INPUT:
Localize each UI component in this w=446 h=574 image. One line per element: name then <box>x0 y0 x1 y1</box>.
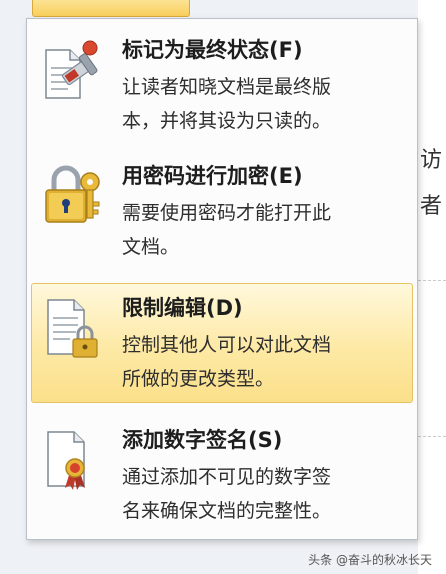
description-line: 本，并将其设为只读的。 <box>122 110 332 132</box>
menu-item-description: 需要使用密码才能打开此 文档。 <box>122 196 404 264</box>
padlock-key-icon <box>45 165 100 223</box>
protect-document-button[interactable] <box>32 0 190 17</box>
watermark: 头条 @奋斗的秋冰长天 <box>308 553 432 567</box>
menu-item-description: 控制其他人可以对此文档 所做的更改类型。 <box>122 328 404 396</box>
screen: 访 者 标记为最终状态(F) 让读者知晓文档是最终版 本，并将其设为只读的。 用… <box>0 0 446 574</box>
background-text: 者 <box>420 194 443 219</box>
menu-item-title: 限制编辑(D) <box>122 296 243 320</box>
menu-item-title: 添加数字签名(S) <box>122 428 283 452</box>
menu-item-encrypt-with-password[interactable]: 用密码进行加密(E) 需要使用密码才能打开此 文档。 <box>31 151 413 271</box>
menu-item-title: 用密码进行加密(E) <box>122 164 303 188</box>
menu-item-title: 标记为最终状态(F) <box>122 38 303 62</box>
restrict-editing-icon <box>47 299 98 358</box>
description-line: 文档。 <box>122 236 180 258</box>
divider <box>418 436 446 437</box>
description-line: 通过添加不可见的数字签 <box>122 466 332 488</box>
menu-item-description: 让读者知晓文档是最终版 本，并将其设为只读的。 <box>122 70 404 138</box>
menu-item-mark-as-final[interactable]: 标记为最终状态(F) 让读者知晓文档是最终版 本，并将其设为只读的。 <box>31 25 413 145</box>
menu-item-description: 通过添加不可见的数字签 名来确保文档的完整性。 <box>122 460 404 528</box>
divider <box>418 280 446 281</box>
document-background <box>418 0 446 574</box>
background-text: 访 <box>420 148 443 173</box>
menu-item-restrict-editing[interactable]: 限制编辑(D) 控制其他人可以对此文档 所做的更改类型。 <box>31 283 413 403</box>
description-line: 控制其他人可以对此文档 <box>122 334 332 356</box>
mark-final-icon <box>45 40 98 99</box>
protect-document-menu: 标记为最终状态(F) 让读者知晓文档是最终版 本，并将其设为只读的。 用密码进行… <box>26 18 418 540</box>
description-line: 需要使用密码才能打开此 <box>122 202 332 224</box>
digital-signature-icon <box>47 431 85 490</box>
description-line: 所做的更改类型。 <box>122 368 275 390</box>
description-line: 让读者知晓文档是最终版 <box>122 76 332 98</box>
menu-item-add-digital-signature[interactable]: 添加数字签名(S) 通过添加不可见的数字签 名来确保文档的完整性。 <box>31 415 413 535</box>
description-line: 名来确保文档的完整性。 <box>122 500 332 522</box>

WRITTEN REQUEST: Rewrite all the lines of the entries above as a Markdown table with two columns, Row for a running number and Line for the line itself. Skip blank lines and leave the pictures out.

FINAL RESULT:
| Row | Line |
|---|---|
| 1 | Localize each UI component in this w=446 h=574 image. One line per element: name then <box>x0 y0 x1 y1</box>. |
| 2 | description-line: 本，并将其设为只读的。 <box>122 110 332 132</box> |
| 3 | menu-item-description: 需要使用密码才能打开此 文档。 <box>122 196 404 264</box> |
| 4 | padlock-key-icon <box>45 165 100 223</box> |
| 5 | protect-document-button[interactable] <box>32 0 190 17</box> |
| 6 | watermark: 头条 @奋斗的秋冰长天 <box>308 553 432 567</box> |
| 7 | menu-item-description: 控制其他人可以对此文档 所做的更改类型。 <box>122 328 404 396</box> |
| 8 | screen: 访 者 标记为最终状态(F) 让读者知晓文档是最终版 本，并将其设为只读的。 用… <box>0 0 446 574</box> |
| 9 | background-text: 者 <box>420 194 443 219</box> |
| 10 | menu-item-title: 限制编辑(D) <box>122 296 243 320</box> |
| 11 | menu-item-title: 添加数字签名(S) <box>122 428 283 452</box> |
| 12 | menu-item-encrypt-with-password[interactable]: 用密码进行加密(E) 需要使用密码才能打开此 文档。 <box>31 151 413 271</box> |
| 13 | menu-item-title: 用密码进行加密(E) <box>122 164 303 188</box> |
| 14 | menu-item-title: 标记为最终状态(F) <box>122 38 303 62</box> |
| 15 | restrict-editing-icon <box>47 299 98 358</box> |
| 16 | description-line: 文档。 <box>122 236 180 258</box> |
| 17 | divider <box>418 436 446 437</box> |
| 18 | description-line: 通过添加不可见的数字签 <box>122 466 332 488</box> |
| 19 | menu-item-description: 让读者知晓文档是最终版 本，并将其设为只读的。 <box>122 70 404 138</box> |
| 20 | menu-item-mark-as-final[interactable]: 标记为最终状态(F) 让读者知晓文档是最终版 本，并将其设为只读的。 <box>31 25 413 145</box> |
| 21 | menu-item-description: 通过添加不可见的数字签 名来确保文档的完整性。 <box>122 460 404 528</box> |
| 22 | divider <box>418 280 446 281</box> |
| 23 | document-background <box>418 0 446 574</box> |
| 24 | background-text: 访 <box>420 148 443 173</box> |
| 25 | menu-item-restrict-editing[interactable]: 限制编辑(D) 控制其他人可以对此文档 所做的更改类型。 <box>31 283 413 403</box> |
| 26 | description-line: 控制其他人可以对此文档 <box>122 334 332 356</box> |
| 27 | mark-final-icon <box>45 40 98 99</box> |
| 28 | protect-document-menu: 标记为最终状态(F) 让读者知晓文档是最终版 本，并将其设为只读的。 用密码进行… <box>26 18 418 540</box> |
| 29 | description-line: 需要使用密码才能打开此 <box>122 202 332 224</box> |
| 30 | digital-signature-icon <box>47 431 85 490</box> |
| 31 | description-line: 所做的更改类型。 <box>122 368 275 390</box> |
| 32 | description-line: 让读者知晓文档是最终版 <box>122 76 332 98</box> |
| 33 | menu-item-add-digital-signature[interactable]: 添加数字签名(S) 通过添加不可见的数字签 名来确保文档的完整性。 <box>31 415 413 535</box> |
| 34 | description-line: 名来确保文档的完整性。 <box>122 500 332 522</box> |